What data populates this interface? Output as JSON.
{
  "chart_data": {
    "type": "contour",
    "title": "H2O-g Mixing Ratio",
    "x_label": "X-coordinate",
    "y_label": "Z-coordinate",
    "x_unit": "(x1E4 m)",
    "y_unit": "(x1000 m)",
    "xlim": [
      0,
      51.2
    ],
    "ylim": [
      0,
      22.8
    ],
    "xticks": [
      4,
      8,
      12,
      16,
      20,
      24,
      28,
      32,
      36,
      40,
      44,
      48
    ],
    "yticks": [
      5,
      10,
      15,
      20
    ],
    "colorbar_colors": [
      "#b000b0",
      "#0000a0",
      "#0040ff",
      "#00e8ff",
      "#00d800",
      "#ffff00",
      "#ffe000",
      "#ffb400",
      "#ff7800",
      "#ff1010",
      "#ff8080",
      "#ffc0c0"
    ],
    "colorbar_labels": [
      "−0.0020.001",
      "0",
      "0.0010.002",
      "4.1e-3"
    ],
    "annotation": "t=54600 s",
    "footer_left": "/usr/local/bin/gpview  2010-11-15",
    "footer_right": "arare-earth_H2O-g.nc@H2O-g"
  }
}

■ What to do
Repeat the data in its entirety, character for character.

■ Solution to this task
What data populates this interface? Output as JSON.
{
  "chart_data": {
    "type": "contour",
    "title": "H2O-g Mixing Ratio",
    "x_label": "X-coordinate",
    "y_label": "Z-coordinate",
    "x_unit": "(x1E4 m)",
    "y_unit": "(x1000 m)",
    "xlim": [
      0,
      51.2
    ],
    "ylim": [
      0,
      22.8
    ],
    "xticks": [
      4,
      8,
      12,
      16,
      20,
      24,
      28,
      32,
      36,
      40,
      44,
      48
    ],
    "yticks": [
      5,
      10,
      15,
      20
    ],
    "colorbar_colors": [
      "#b000b0",
      "#0000a0",
      "#0040ff",
      "#00e8ff",
      "#00d800",
      "#ffff00",
      "#ffe000",
      "#ffb400",
      "#ff7800",
      "#ff1010",
      "#ff8080",
      "#ffc0c0"
    ],
    "colorbar_labels": [
      "−0.0020.001",
      "0",
      "0.0010.002",
      "4.1e-3"
    ],
    "annotation": "t=54600 s",
    "footer_left": "/usr/local/bin/gpview  2010-11-15",
    "footer_right": "arare-earth_H2O-g.nc@H2O-g"
  }
}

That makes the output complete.